Stated goal: Collect each line of the records containing the string "JSON".

Record list:
- - -
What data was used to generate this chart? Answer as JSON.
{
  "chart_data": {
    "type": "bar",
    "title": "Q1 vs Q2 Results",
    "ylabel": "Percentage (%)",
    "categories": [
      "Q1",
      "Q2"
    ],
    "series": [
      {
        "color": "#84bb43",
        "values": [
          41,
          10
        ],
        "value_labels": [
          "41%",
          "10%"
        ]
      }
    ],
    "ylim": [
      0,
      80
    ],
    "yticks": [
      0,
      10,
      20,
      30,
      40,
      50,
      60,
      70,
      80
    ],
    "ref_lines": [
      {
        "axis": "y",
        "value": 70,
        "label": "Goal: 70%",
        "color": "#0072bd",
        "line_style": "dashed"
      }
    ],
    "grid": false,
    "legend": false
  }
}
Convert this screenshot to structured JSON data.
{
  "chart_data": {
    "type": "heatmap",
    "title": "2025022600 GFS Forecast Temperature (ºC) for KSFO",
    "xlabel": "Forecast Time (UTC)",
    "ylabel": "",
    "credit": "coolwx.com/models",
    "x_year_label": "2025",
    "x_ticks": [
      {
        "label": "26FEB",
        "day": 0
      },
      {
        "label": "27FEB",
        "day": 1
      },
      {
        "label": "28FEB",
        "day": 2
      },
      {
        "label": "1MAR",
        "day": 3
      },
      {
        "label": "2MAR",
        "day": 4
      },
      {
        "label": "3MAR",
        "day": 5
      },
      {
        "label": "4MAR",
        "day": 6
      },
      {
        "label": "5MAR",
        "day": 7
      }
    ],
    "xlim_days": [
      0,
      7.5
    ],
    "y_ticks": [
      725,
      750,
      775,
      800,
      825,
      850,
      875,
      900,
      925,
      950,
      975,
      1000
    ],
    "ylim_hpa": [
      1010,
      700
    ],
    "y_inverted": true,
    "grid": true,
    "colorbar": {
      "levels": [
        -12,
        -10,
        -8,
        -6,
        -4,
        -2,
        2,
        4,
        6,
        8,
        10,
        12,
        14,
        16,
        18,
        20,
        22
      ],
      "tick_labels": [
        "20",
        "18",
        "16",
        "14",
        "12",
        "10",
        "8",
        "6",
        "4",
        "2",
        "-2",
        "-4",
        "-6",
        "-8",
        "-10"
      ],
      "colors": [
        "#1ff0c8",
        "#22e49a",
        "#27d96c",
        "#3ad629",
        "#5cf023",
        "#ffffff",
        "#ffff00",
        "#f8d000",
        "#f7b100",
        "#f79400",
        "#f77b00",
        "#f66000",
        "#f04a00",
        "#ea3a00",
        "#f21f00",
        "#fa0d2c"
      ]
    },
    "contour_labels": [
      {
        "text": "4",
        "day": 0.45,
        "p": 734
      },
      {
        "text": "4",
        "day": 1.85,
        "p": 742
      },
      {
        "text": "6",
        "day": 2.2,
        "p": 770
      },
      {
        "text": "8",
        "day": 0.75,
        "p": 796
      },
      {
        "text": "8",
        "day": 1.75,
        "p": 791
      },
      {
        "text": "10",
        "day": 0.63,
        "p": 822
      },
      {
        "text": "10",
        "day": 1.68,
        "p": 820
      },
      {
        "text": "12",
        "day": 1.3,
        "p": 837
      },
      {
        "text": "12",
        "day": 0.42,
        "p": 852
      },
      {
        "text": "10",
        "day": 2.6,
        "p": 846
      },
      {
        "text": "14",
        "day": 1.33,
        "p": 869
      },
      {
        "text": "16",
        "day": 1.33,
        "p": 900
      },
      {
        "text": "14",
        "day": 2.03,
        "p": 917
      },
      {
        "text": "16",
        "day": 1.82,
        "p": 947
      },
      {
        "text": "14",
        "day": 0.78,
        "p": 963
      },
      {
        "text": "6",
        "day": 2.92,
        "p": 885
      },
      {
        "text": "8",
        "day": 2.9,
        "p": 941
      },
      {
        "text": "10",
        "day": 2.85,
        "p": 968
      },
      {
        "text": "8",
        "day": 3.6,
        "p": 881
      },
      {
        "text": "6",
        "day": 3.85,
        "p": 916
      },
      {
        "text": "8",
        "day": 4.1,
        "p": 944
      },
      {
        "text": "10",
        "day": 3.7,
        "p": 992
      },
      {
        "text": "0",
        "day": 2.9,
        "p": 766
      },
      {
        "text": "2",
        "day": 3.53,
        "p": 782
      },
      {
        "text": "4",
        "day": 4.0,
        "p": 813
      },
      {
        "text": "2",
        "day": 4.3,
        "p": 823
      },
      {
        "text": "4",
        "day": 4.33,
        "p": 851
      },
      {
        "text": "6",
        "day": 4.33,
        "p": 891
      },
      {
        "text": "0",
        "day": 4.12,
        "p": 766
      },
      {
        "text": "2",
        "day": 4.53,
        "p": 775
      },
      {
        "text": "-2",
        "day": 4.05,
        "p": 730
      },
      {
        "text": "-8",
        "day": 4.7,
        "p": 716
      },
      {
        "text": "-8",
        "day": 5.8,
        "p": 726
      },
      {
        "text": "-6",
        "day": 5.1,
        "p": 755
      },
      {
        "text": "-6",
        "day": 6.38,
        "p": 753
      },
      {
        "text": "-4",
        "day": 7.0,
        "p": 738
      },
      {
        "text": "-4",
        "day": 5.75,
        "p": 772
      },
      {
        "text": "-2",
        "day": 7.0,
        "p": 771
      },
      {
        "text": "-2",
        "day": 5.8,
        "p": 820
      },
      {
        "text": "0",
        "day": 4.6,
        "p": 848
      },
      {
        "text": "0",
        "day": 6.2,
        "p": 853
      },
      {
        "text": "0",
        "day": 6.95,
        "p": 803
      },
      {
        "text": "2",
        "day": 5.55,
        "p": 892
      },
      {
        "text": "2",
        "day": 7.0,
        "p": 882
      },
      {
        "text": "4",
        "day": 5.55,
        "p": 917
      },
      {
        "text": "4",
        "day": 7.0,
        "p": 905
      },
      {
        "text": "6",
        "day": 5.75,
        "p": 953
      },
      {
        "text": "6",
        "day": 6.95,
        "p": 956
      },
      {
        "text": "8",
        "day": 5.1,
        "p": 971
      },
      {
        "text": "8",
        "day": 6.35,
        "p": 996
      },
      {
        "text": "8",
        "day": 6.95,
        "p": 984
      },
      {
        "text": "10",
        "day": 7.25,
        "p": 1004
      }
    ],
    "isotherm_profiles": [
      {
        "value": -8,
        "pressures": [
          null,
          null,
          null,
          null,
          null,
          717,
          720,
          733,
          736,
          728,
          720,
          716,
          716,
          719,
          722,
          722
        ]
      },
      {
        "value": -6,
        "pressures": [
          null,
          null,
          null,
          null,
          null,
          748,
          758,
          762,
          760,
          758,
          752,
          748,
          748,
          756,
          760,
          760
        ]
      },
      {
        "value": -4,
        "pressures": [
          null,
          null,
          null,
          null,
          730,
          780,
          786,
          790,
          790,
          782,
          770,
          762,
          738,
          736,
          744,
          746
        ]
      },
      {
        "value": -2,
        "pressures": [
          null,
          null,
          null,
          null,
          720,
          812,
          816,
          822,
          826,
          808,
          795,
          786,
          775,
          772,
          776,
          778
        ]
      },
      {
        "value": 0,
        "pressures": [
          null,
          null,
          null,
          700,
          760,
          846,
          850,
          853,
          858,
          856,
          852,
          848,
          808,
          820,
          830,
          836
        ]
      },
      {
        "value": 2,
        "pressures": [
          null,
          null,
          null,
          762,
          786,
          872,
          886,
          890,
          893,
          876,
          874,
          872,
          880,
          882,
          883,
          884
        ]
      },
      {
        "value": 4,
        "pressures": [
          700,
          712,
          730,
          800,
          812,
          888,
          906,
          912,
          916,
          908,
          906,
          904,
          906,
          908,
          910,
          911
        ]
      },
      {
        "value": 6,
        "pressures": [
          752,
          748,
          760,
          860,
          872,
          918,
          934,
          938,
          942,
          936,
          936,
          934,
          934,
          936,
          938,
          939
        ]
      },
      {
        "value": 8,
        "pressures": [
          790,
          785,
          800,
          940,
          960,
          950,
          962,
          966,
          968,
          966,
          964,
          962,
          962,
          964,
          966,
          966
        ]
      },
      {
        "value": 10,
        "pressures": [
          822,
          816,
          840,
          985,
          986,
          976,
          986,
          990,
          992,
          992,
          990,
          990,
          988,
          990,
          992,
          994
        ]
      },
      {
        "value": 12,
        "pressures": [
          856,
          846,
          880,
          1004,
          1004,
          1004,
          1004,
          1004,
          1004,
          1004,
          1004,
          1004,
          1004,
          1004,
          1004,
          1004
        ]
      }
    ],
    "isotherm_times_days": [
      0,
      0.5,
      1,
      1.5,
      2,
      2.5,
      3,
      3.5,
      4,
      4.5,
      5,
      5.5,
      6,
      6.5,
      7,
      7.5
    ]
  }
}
- - -
Solution for this problem:
What data was used to generate this chart? Answer as JSON.
Convert this screenshot to structured JSON data.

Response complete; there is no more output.